▶ **THE EXERCISE**
Quote the rows below word for word, from the first one through the line that contains "- sun-icon: [1050, 818, 1120, 852]".

▶ **DATA LINES**
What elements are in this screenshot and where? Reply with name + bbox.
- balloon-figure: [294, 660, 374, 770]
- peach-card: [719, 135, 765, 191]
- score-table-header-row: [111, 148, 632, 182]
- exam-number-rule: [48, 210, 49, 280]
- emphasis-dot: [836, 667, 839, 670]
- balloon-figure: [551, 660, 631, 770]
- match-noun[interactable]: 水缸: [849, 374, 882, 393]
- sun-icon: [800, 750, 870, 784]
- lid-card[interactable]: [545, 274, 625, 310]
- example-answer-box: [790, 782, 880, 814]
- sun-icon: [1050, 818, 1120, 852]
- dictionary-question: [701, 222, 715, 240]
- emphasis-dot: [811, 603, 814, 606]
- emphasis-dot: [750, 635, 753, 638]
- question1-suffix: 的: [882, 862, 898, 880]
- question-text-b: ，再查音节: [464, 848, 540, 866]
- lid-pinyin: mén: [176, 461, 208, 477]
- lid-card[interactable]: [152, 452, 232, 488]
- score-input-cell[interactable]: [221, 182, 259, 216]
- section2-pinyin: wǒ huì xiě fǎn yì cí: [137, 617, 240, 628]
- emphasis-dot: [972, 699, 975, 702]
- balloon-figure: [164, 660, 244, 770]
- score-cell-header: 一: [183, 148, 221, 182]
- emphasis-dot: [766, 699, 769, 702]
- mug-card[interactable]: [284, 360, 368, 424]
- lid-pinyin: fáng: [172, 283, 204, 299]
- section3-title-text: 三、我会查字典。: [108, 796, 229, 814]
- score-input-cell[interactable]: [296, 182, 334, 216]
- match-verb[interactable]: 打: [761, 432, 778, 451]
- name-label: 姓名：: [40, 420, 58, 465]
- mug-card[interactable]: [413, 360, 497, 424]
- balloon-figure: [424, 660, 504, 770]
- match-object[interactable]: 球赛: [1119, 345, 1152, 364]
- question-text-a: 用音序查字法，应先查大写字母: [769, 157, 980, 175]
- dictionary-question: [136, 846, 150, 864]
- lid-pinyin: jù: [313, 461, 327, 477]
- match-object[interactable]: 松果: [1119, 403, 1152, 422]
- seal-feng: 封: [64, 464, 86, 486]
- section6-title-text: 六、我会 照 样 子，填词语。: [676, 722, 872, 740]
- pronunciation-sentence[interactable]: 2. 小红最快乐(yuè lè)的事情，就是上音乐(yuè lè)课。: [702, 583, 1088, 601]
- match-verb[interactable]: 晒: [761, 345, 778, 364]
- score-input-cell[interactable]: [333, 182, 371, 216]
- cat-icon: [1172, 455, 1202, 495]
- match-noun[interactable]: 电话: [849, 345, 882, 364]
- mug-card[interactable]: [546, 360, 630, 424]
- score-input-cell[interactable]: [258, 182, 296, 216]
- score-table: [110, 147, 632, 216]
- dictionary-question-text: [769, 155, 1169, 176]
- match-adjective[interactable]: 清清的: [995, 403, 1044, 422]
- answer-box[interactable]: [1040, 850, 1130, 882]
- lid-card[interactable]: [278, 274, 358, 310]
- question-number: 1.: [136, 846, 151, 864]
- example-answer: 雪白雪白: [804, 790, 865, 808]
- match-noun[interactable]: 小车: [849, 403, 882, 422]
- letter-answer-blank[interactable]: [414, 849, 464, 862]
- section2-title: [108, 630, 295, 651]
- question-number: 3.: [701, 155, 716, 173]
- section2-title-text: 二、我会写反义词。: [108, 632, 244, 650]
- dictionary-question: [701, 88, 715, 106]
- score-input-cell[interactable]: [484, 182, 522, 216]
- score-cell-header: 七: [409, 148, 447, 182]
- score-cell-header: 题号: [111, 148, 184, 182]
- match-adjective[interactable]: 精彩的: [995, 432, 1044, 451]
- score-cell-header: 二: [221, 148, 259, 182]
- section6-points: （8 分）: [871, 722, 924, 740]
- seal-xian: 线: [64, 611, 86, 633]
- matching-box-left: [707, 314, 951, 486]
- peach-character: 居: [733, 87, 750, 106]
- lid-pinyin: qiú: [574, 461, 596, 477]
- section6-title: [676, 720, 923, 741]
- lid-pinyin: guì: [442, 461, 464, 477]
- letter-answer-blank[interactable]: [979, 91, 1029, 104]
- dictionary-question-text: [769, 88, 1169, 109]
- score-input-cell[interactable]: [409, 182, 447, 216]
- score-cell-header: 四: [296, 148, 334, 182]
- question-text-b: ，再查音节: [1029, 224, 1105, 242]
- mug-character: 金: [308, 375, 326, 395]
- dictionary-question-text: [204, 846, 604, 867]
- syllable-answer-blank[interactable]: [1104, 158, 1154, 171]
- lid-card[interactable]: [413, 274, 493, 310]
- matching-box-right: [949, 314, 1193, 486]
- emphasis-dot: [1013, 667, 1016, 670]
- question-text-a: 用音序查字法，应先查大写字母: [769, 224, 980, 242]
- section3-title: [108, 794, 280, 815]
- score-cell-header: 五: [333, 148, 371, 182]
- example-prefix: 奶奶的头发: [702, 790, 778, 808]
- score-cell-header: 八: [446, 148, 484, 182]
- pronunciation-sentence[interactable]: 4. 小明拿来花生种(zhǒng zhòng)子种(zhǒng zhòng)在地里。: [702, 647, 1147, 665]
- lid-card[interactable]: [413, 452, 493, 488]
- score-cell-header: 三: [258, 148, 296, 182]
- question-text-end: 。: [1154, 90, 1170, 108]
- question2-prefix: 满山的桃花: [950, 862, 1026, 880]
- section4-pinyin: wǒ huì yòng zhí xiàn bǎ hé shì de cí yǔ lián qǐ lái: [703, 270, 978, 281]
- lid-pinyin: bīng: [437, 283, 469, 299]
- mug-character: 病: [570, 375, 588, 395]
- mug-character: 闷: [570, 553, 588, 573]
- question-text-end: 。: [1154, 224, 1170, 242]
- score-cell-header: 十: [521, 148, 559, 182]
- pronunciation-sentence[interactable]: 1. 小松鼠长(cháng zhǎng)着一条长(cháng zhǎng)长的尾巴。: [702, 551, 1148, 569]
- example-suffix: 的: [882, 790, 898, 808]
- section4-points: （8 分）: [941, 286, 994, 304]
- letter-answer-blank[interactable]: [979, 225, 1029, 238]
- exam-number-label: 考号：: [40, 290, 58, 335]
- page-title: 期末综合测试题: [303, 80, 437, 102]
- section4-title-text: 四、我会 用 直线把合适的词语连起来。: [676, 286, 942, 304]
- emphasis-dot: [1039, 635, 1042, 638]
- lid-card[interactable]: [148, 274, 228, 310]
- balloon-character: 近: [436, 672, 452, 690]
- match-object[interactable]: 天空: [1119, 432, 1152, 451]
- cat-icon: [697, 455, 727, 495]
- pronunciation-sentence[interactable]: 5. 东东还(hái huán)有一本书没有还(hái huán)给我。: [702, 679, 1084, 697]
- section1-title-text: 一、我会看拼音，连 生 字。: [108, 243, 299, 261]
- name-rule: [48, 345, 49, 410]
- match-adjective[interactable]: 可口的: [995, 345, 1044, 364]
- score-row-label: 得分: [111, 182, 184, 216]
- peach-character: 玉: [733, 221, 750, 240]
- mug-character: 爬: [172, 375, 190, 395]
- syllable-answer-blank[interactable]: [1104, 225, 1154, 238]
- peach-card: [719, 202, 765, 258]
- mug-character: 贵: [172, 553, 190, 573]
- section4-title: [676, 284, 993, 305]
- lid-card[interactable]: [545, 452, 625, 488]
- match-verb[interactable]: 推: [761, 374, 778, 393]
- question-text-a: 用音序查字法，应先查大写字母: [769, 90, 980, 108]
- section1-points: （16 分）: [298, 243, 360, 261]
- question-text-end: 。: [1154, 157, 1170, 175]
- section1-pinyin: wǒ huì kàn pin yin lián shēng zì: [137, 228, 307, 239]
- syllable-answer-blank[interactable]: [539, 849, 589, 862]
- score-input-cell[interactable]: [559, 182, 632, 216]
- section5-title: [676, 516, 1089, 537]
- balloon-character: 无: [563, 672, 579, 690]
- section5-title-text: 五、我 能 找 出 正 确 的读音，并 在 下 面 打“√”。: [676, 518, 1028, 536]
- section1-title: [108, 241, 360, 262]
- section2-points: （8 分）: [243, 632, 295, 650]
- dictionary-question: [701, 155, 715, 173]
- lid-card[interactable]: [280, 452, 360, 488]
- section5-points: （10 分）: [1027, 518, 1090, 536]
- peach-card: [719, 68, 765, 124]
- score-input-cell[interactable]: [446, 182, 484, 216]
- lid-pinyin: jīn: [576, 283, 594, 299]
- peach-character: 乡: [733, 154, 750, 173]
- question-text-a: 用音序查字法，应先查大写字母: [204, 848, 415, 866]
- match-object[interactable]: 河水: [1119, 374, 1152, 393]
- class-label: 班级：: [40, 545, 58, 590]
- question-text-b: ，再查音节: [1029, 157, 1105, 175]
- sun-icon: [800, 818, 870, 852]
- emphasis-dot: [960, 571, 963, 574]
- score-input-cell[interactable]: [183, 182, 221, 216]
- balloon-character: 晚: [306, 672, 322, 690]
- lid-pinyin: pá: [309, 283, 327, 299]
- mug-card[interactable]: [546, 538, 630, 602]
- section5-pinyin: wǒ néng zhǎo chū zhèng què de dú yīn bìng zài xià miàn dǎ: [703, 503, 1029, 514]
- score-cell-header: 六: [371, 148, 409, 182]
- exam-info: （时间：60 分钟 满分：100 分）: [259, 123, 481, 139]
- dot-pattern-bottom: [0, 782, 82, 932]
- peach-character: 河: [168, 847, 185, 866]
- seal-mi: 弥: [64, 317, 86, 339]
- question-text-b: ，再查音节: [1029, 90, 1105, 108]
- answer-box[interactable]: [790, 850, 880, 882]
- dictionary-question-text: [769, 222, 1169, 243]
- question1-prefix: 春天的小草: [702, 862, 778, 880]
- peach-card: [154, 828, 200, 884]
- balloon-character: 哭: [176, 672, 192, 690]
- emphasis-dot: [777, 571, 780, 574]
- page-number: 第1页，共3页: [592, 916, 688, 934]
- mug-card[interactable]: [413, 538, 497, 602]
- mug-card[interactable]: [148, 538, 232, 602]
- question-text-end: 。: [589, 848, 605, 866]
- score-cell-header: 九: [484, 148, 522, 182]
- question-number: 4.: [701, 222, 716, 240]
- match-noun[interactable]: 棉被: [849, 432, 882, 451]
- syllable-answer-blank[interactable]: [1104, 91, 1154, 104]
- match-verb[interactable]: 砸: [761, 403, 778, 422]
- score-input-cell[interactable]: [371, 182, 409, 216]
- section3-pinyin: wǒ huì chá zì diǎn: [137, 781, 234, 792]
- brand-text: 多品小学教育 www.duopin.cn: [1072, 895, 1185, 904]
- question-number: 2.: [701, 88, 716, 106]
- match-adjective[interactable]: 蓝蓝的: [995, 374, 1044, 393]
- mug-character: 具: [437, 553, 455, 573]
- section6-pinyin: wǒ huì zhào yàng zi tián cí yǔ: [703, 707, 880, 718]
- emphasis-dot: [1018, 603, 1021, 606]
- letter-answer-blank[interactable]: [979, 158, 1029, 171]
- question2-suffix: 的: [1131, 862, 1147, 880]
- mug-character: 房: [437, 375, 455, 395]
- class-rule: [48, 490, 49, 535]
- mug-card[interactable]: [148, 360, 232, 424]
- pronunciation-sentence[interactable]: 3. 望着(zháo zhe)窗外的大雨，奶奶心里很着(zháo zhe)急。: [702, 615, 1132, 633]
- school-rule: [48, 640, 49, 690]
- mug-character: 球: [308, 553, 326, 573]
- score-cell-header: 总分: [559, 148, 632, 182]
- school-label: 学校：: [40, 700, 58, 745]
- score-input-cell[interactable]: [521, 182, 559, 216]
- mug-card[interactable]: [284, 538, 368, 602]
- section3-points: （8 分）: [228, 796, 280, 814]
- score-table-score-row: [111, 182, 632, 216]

▶ **RESPONSE TO THIS TASK**
What elements are in this screenshot and where? Reply with name + bbox.
- balloon-figure: [294, 660, 374, 770]
- peach-card: [719, 135, 765, 191]
- score-table-header-row: [111, 148, 632, 182]
- exam-number-rule: [48, 210, 49, 280]
- emphasis-dot: [836, 667, 839, 670]
- balloon-figure: [551, 660, 631, 770]
- match-noun[interactable]: 水缸: [849, 374, 882, 393]
- sun-icon: [800, 750, 870, 784]
- lid-card[interactable]: [545, 274, 625, 310]
- example-answer-box: [790, 782, 880, 814]
- sun-icon: [1050, 818, 1120, 852]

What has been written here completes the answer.